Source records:

▬▬▬

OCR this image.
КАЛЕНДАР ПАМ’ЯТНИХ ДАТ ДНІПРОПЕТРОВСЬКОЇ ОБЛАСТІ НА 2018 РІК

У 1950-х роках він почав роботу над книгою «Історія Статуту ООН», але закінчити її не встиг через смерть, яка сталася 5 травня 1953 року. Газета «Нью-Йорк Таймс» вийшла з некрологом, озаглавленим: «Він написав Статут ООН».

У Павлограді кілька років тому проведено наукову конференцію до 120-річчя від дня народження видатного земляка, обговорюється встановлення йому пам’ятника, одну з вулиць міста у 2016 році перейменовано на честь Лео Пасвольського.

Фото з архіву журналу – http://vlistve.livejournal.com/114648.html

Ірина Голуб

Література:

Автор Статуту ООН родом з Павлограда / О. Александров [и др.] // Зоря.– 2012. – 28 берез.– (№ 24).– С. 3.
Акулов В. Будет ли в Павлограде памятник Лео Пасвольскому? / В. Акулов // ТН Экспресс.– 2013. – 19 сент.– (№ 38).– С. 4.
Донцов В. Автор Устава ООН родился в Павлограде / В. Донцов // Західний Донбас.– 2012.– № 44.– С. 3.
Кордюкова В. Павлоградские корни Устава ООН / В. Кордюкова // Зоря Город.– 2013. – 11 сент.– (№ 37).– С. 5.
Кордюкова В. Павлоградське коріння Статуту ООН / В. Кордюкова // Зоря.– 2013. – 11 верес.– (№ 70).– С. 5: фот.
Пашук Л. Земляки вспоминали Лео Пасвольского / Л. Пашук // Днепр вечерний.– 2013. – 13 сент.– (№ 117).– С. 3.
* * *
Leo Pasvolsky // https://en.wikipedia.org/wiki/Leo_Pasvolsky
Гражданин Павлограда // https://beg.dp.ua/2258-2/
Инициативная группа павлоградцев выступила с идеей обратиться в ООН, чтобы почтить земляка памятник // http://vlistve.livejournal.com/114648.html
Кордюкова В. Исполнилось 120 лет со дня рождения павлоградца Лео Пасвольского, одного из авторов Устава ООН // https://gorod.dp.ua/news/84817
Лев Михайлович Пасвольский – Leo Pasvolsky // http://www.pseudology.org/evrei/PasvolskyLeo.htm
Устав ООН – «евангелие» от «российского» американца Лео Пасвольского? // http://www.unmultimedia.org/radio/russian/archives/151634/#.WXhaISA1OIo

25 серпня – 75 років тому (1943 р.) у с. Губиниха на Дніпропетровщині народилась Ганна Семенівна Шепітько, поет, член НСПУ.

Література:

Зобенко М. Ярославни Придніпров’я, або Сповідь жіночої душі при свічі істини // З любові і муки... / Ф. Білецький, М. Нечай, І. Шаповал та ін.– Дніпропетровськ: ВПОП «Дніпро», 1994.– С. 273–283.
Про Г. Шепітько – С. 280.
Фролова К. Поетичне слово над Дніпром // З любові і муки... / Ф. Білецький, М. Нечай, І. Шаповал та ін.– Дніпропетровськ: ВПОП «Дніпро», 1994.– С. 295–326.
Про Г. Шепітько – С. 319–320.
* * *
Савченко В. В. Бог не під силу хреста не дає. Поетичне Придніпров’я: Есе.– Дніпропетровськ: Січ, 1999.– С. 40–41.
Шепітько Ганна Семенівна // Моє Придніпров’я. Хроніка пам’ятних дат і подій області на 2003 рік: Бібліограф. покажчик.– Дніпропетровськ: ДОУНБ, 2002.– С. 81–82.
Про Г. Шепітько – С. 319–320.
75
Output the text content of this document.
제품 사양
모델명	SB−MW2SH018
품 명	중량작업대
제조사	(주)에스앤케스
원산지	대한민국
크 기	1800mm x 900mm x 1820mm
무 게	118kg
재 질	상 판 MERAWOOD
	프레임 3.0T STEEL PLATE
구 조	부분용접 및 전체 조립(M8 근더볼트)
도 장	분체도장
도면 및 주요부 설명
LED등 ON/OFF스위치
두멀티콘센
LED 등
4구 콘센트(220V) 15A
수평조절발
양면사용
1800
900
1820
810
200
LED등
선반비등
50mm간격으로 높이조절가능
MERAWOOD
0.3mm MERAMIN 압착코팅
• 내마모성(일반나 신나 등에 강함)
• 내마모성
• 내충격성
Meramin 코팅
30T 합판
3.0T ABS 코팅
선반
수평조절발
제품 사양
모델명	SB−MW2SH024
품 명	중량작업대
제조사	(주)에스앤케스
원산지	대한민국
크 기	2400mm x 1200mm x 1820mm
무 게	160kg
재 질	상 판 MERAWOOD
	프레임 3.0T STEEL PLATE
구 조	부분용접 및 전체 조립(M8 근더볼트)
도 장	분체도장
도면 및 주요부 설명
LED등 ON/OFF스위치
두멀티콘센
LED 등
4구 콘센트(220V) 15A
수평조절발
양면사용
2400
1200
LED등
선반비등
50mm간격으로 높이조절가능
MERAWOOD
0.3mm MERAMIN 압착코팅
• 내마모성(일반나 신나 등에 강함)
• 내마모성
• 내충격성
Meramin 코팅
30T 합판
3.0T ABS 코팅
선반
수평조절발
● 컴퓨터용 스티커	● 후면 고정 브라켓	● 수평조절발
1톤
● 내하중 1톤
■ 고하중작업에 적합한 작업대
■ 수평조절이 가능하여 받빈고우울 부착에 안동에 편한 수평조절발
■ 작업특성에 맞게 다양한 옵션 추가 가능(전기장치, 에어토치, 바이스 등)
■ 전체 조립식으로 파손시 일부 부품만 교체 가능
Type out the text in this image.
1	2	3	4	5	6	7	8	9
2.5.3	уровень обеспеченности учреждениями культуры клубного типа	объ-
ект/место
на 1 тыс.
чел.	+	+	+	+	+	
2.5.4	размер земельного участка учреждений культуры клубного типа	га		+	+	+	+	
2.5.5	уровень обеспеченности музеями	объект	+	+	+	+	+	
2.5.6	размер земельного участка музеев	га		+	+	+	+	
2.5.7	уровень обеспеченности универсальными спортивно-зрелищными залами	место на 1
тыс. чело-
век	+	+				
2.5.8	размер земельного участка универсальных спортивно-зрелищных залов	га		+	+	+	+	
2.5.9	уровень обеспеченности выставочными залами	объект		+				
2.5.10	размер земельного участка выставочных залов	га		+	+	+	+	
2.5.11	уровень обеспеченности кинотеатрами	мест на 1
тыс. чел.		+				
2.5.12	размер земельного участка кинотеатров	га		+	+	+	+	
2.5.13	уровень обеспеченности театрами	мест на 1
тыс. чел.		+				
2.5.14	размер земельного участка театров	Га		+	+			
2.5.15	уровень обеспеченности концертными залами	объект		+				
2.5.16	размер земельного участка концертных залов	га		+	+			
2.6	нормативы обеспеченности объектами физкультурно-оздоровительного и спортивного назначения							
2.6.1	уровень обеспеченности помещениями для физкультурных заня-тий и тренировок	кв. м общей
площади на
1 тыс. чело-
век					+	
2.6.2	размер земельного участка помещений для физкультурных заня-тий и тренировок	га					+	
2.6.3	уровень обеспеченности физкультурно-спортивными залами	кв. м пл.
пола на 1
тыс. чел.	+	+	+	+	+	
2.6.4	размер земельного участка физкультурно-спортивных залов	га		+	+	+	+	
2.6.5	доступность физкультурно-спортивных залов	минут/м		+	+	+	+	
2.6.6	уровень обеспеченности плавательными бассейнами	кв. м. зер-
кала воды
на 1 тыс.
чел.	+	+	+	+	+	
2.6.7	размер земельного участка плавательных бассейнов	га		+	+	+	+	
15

▬▬▬

### Goal
Output an exact copy of each record.

### Reply to the exercise
OCR this image.
КАЛЕНДАР ПАМ’ЯТНИХ ДАТ ДНІПРОПЕТРОВСЬКОЇ ОБЛАСТІ НА 2018 РІК

У 1950-х роках він почав роботу над книгою «Історія Статуту ООН», але закінчити її не встиг через смерть, яка сталася 5 травня 1953 року. Газета «Нью-Йорк Таймс» вийшла з некрологом, озаглавленим: «Він написав Статут ООН».

У Павлограді кілька років тому проведено наукову конференцію до 120-річчя від дня народження видатного земляка, обговорюється встановлення йому пам’ятника, одну з вулиць міста у 2016 році перейменовано на честь Лео Пасвольського.

Фото з архіву журналу – http://vlistve.livejournal.com/114648.html

Ірина Голуб

Література:

Автор Статуту ООН родом з Павлограда / О. Александров [и др.] // Зоря.– 2012. – 28 берез.– (№ 24).– С. 3.
Акулов В. Будет ли в Павлограде памятник Лео Пасвольскому? / В. Акулов // ТН Экспресс.– 2013. – 19 сент.– (№ 38).– С. 4.
Донцов В. Автор Устава ООН родился в Павлограде / В. Донцов // Західний Донбас.– 2012.– № 44.– С. 3.
Кордюкова В. Павлоградские корни Устава ООН / В. Кордюкова // Зоря Город.– 2013. – 11 сент.– (№ 37).– С. 5.
Кордюкова В. Павлоградське коріння Статуту ООН / В. Кордюкова // Зоря.– 2013. – 11 верес.– (№ 70).– С. 5: фот.
Пашук Л. Земляки вспоминали Лео Пасвольского / Л. Пашук // Днепр вечерний.– 2013. – 13 сент.– (№ 117).– С. 3.
* * *
Leo Pasvolsky // https://en.wikipedia.org/wiki/Leo_Pasvolsky
Гражданин Павлограда // https://beg.dp.ua/2258-2/
Инициативная группа павлоградцев выступила с идеей обратиться в ООН, чтобы почтить земляка памятник // http://vlistve.livejournal.com/114648.html
Кордюкова В. Исполнилось 120 лет со дня рождения павлоградца Лео Пасвольского, одного из авторов Устава ООН // https://gorod.dp.ua/news/84817
Лев Михайлович Пасвольский – Leo Pasvolsky // http://www.pseudology.org/evrei/PasvolskyLeo.htm
Устав ООН – «евангелие» от «российского» американца Лео Пасвольского? // http://www.unmultimedia.org/radio/russian/archives/151634/#.WXhaISA1OIo

25 серпня – 75 років тому (1943 р.) у с. Губиниха на Дніпропетровщині народилась Ганна Семенівна Шепітько, поет, член НСПУ.

Література:

Зобенко М. Ярославни Придніпров’я, або Сповідь жіночої душі при свічі істини // З любові і муки... / Ф. Білецький, М. Нечай, І. Шаповал та ін.– Дніпропетровськ: ВПОП «Дніпро», 1994.– С. 273–283.
Про Г. Шепітько – С. 280.
Фролова К. Поетичне слово над Дніпром // З любові і муки... / Ф. Білецький, М. Нечай, І. Шаповал та ін.– Дніпропетровськ: ВПОП «Дніпро», 1994.– С. 295–326.
Про Г. Шепітько – С. 319–320.
* * *
Савченко В. В. Бог не під силу хреста не дає. Поетичне Придніпров’я: Есе.– Дніпропетровськ: Січ, 1999.– С. 40–41.
Шепітько Ганна Семенівна // Моє Придніпров’я. Хроніка пам’ятних дат і подій області на 2003 рік: Бібліограф. покажчик.– Дніпропетровськ: ДОУНБ, 2002.– С. 81–82.
Про Г. Шепітько – С. 319–320.
75
Output the text content of this document.
제품 사양
모델명	SB−MW2SH018
품 명	중량작업대
제조사	(주)에스앤케스
원산지	대한민국
크 기	1800mm x 900mm x 1820mm
무 게	118kg
재 질	상 판 MERAWOOD
	프레임 3.0T STEEL PLATE
구 조	부분용접 및 전체 조립(M8 근더볼트)
도 장	분체도장
도면 및 주요부 설명
LED등 ON/OFF스위치
두멀티콘센
LED 등
4구 콘센트(220V) 15A
수평조절발
양면사용
1800
900
1820
810
200
LED등
선반비등
50mm간격으로 높이조절가능
MERAWOOD
0.3mm MERAMIN 압착코팅
• 내마모성(일반나 신나 등에 강함)
• 내마모성
• 내충격성
Meramin 코팅
30T 합판
3.0T ABS 코팅
선반
수평조절발
제품 사양
모델명	SB−MW2SH024
품 명	중량작업대
제조사	(주)에스앤케스
원산지	대한민국
크 기	2400mm x 1200mm x 1820mm
무 게	160kg
재 질	상 판 MERAWOOD
	프레임 3.0T STEEL PLATE
구 조	부분용접 및 전체 조립(M8 근더볼트)
도 장	분체도장
도면 및 주요부 설명
LED등 ON/OFF스위치
두멀티콘센
LED 등
4구 콘센트(220V) 15A
수평조절발
양면사용
2400
1200
LED등
선반비등
50mm간격으로 높이조절가능
MERAWOOD
0.3mm MERAMIN 압착코팅
• 내마모성(일반나 신나 등에 강함)
• 내마모성
• 내충격성
Meramin 코팅
30T 합판
3.0T ABS 코팅
선반
수평조절발
● 컴퓨터용 스티커	● 후면 고정 브라켓	● 수평조절발
1톤
● 내하중 1톤
■ 고하중작업에 적합한 작업대
■ 수평조절이 가능하여 받빈고우울 부착에 안동에 편한 수평조절발
■ 작업특성에 맞게 다양한 옵션 추가 가능(전기장치, 에어토치, 바이스 등)
■ 전체 조립식으로 파손시 일부 부품만 교체 가능
Type out the text in this image.
1	2	3	4	5	6	7	8	9
2.5.3	уровень обеспеченности учреждениями культуры клубного типа	объ-
ект/место
на 1 тыс.
чел.	+	+	+	+	+	
2.5.4	размер земельного участка учреждений культуры клубного типа	га		+	+	+	+	
2.5.5	уровень обеспеченности музеями	объект	+	+	+	+	+	
2.5.6	размер земельного участка музеев	га		+	+	+	+	
2.5.7	уровень обеспеченности универсальными спортивно-зрелищными залами	место на 1
тыс. чело-
век	+	+				
2.5.8	размер земельного участка универсальных спортивно-зрелищных залов	га		+	+	+	+	
2.5.9	уровень обеспеченности выставочными залами	объект		+				
2.5.10	размер земельного участка выставочных залов	га		+	+	+	+	
2.5.11	уровень обеспеченности кинотеатрами	мест на 1
тыс. чел.		+				
2.5.12	размер земельного участка кинотеатров	га		+	+	+	+	
2.5.13	уровень обеспеченности театрами	мест на 1
тыс. чел.		+				
2.5.14	размер земельного участка театров	Га		+	+			
2.5.15	уровень обеспеченности концертными залами	объект		+				
2.5.16	размер земельного участка концертных залов	га		+	+			
2.6	нормативы обеспеченности объектами физкультурно-оздоровительного и спортивного назначения							
2.6.1	уровень обеспеченности помещениями для физкультурных заня-тий и тренировок	кв. м общей
площади на
1 тыс. чело-
век					+	
2.6.2	размер земельного участка помещений для физкультурных заня-тий и тренировок	га					+	
2.6.3	уровень обеспеченности физкультурно-спортивными залами	кв. м пл.
пола на 1
тыс. чел.	+	+	+	+	+	
2.6.4	размер земельного участка физкультурно-спортивных залов	га		+	+	+	+	
2.6.5	доступность физкультурно-спортивных залов	минут/м		+	+	+	+	
2.6.6	уровень обеспеченности плавательными бассейнами	кв. м. зер-
кала воды
на 1 тыс.
чел.	+	+	+	+	+	
2.6.7	размер земельного участка плавательных бассейнов	га		+	+	+	+	
15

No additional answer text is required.